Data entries
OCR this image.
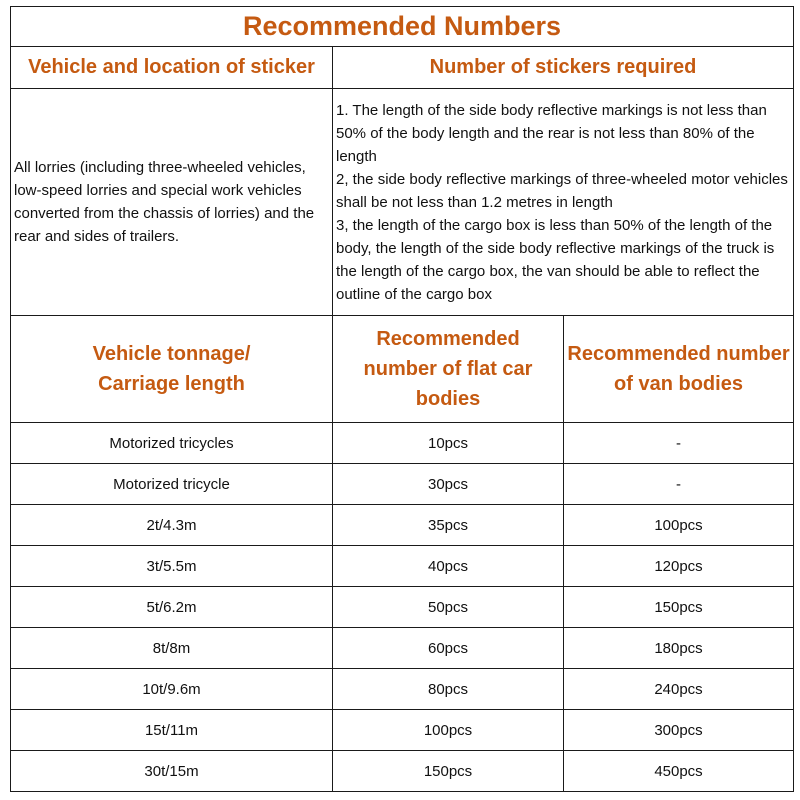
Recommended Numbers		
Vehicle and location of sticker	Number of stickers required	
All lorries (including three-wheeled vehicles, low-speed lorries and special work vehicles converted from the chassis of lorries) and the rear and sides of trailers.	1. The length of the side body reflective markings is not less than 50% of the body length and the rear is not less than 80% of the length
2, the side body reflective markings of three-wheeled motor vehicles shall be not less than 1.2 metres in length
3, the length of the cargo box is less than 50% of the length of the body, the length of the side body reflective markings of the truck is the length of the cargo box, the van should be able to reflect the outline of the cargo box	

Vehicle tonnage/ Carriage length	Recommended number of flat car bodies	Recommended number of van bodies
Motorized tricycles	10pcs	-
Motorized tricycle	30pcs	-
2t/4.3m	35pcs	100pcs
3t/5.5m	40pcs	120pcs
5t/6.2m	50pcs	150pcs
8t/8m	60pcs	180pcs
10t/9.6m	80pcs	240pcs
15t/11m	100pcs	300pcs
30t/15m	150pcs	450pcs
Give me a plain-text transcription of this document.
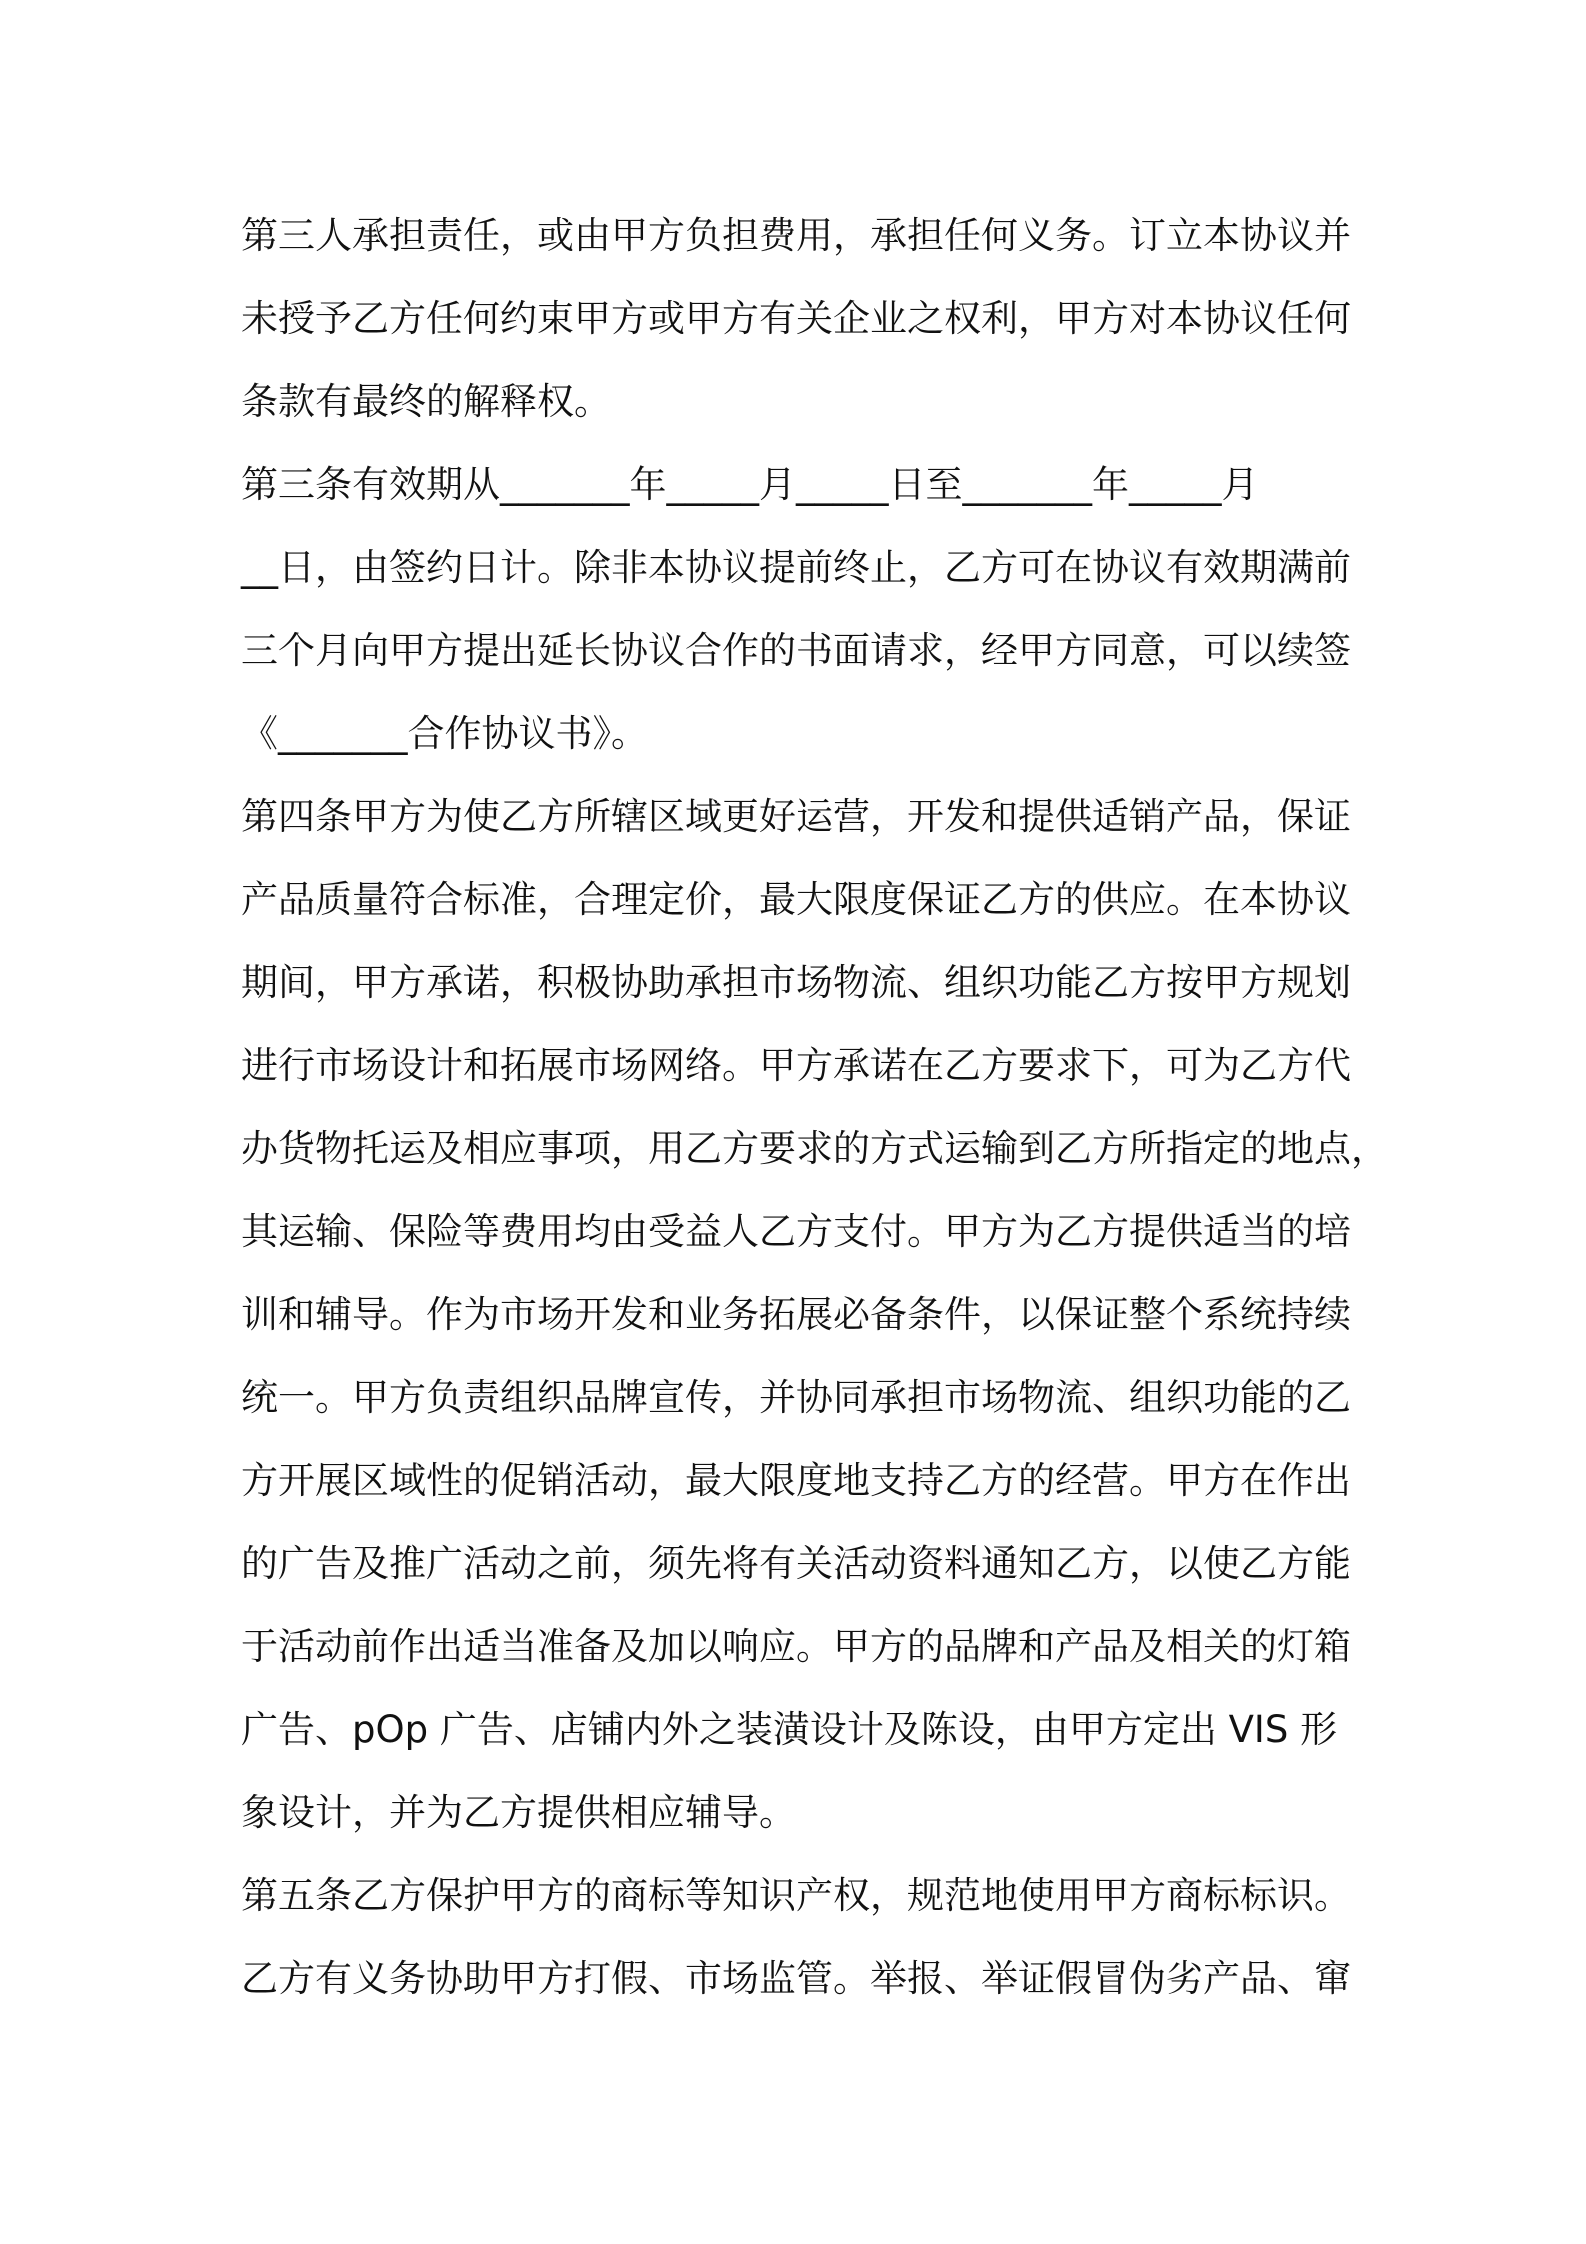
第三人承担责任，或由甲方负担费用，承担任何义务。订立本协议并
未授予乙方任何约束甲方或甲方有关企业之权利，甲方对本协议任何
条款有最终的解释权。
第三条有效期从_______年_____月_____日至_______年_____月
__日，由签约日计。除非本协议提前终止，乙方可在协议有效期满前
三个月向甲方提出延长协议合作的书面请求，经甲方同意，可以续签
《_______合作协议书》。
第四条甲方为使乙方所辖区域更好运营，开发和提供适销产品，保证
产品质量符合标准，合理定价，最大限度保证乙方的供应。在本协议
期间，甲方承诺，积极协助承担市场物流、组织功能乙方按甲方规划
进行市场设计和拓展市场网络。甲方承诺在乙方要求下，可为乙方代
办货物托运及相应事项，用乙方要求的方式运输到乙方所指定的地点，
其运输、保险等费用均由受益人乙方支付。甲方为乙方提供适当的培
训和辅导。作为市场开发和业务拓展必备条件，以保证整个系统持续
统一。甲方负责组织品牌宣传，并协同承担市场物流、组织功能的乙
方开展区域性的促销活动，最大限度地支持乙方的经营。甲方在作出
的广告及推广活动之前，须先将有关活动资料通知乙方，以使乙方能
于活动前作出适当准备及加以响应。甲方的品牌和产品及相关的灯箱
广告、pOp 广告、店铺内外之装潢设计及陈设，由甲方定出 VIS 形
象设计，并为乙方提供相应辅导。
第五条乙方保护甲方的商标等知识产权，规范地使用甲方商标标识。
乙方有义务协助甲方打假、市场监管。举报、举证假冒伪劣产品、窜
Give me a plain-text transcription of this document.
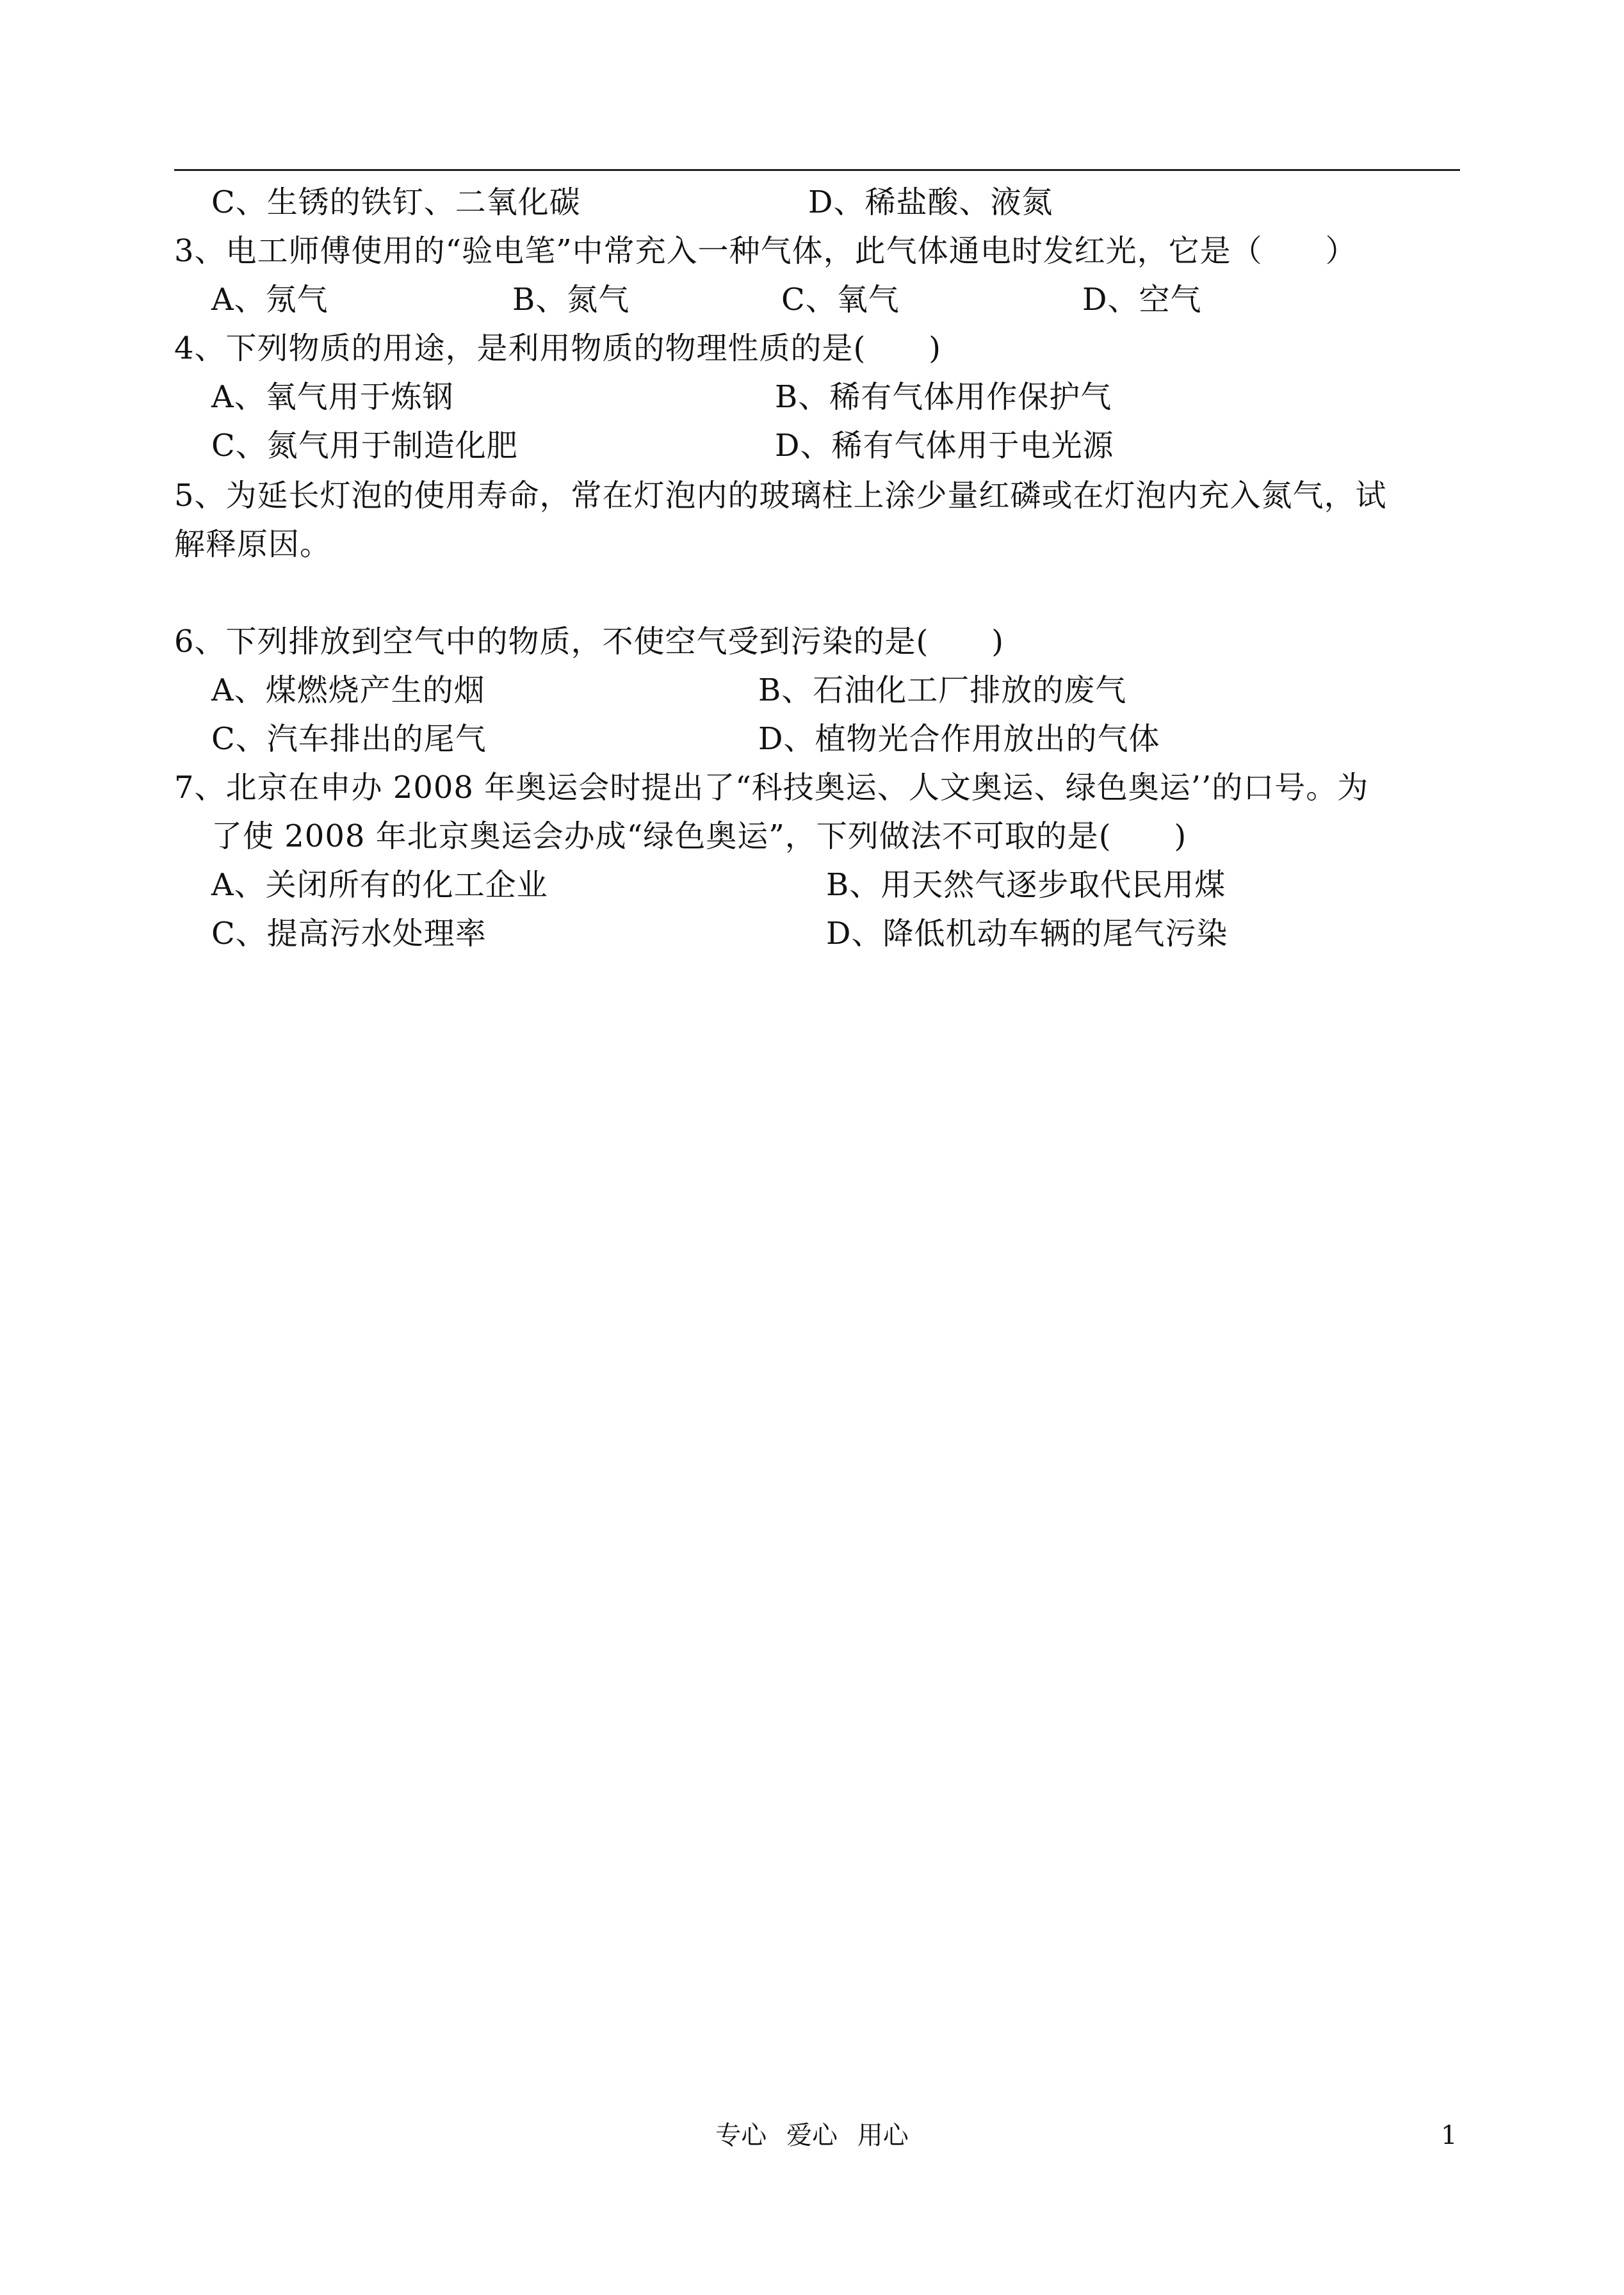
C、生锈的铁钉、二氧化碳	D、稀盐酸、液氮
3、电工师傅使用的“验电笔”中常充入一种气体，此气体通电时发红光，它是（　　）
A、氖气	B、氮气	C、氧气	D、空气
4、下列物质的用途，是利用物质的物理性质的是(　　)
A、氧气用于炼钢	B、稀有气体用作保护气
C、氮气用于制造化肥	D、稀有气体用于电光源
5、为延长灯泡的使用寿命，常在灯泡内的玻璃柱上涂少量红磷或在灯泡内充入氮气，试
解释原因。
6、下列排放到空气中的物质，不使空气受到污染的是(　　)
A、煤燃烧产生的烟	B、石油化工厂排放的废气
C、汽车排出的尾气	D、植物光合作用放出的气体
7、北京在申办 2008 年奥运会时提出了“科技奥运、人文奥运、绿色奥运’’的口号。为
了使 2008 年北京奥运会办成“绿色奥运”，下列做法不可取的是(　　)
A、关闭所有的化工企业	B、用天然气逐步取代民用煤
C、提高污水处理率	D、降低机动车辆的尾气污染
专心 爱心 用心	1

> DO THIS
Quote each line of the listing exactly, but leave the pictures out.

> RESPONSE TO THE TASK
OCR this image.
Recommended Numbers		
Vehicle and location of sticker	Number of stickers required	
All lorries (including three-wheeled vehicles, low-speed lorries and special work vehicles converted from the chassis of lorries) and the rear and sides of trailers.	1. The length of the side body reflective markings is not less than 50% of the body length and the rear is not less than 80% of the length
2, the side body reflective markings of three-wheeled motor vehicles shall be not less than 1.2 metres in length
3, the length of the cargo box is less than 50% of the length of the body, the length of the side body reflective markings of the truck is the length of the cargo box, the van should be able to reflect the outline of the cargo box	

Vehicle tonnage/ Carriage length	Recommended number of flat car bodies	Recommended number of van bodies
Motorized tricycles	10pcs	-
Motorized tricycle	30pcs	-
2t/4.3m	35pcs	100pcs
3t/5.5m	40pcs	120pcs
5t/6.2m	50pcs	150pcs
8t/8m	60pcs	180pcs
10t/9.6m	80pcs	240pcs
15t/11m	100pcs	300pcs
30t/15m	150pcs	450pcs
Give me a plain-text transcription of this document.
第三人承担责任，或由甲方负担费用，承担任何义务。订立本协议并
未授予乙方任何约束甲方或甲方有关企业之权利，甲方对本协议任何
条款有最终的解释权。
第三条有效期从_______年_____月_____日至_______年_____月
__日，由签约日计。除非本协议提前终止，乙方可在协议有效期满前
三个月向甲方提出延长协议合作的书面请求，经甲方同意，可以续签
《_______合作协议书》。
第四条甲方为使乙方所辖区域更好运营，开发和提供适销产品，保证
产品质量符合标准，合理定价，最大限度保证乙方的供应。在本协议
期间，甲方承诺，积极协助承担市场物流、组织功能乙方按甲方规划
进行市场设计和拓展市场网络。甲方承诺在乙方要求下，可为乙方代
办货物托运及相应事项，用乙方要求的方式运输到乙方所指定的地点，
其运输、保险等费用均由受益人乙方支付。甲方为乙方提供适当的培
训和辅导。作为市场开发和业务拓展必备条件，以保证整个系统持续
统一。甲方负责组织品牌宣传，并协同承担市场物流、组织功能的乙
方开展区域性的促销活动，最大限度地支持乙方的经营。甲方在作出
的广告及推广活动之前，须先将有关活动资料通知乙方，以使乙方能
于活动前作出适当准备及加以响应。甲方的品牌和产品及相关的灯箱
广告、pOp 广告、店铺内外之装潢设计及陈设，由甲方定出 VIS 形
象设计，并为乙方提供相应辅导。
第五条乙方保护甲方的商标等知识产权，规范地使用甲方商标标识。
乙方有义务协助甲方打假、市场监管。举报、举证假冒伪劣产品、窜
Give me a plain-text transcription of this document.
C、生锈的铁钉、二氧化碳	D、稀盐酸、液氮
3、电工师傅使用的“验电笔”中常充入一种气体，此气体通电时发红光，它是（　　）
A、氖气	B、氮气	C、氧气	D、空气
4、下列物质的用途，是利用物质的物理性质的是(　　)
A、氧气用于炼钢	B、稀有气体用作保护气
C、氮气用于制造化肥	D、稀有气体用于电光源
5、为延长灯泡的使用寿命，常在灯泡内的玻璃柱上涂少量红磷或在灯泡内充入氮气，试
解释原因。
6、下列排放到空气中的物质，不使空气受到污染的是(　　)
A、煤燃烧产生的烟	B、石油化工厂排放的废气
C、汽车排出的尾气	D、植物光合作用放出的气体
7、北京在申办 2008 年奥运会时提出了“科技奥运、人文奥运、绿色奥运’’的口号。为
了使 2008 年北京奥运会办成“绿色奥运”，下列做法不可取的是(　　)
A、关闭所有的化工企业	B、用天然气逐步取代民用煤
C、提高污水处理率	D、降低机动车辆的尾气污染
专心 爱心 用心	1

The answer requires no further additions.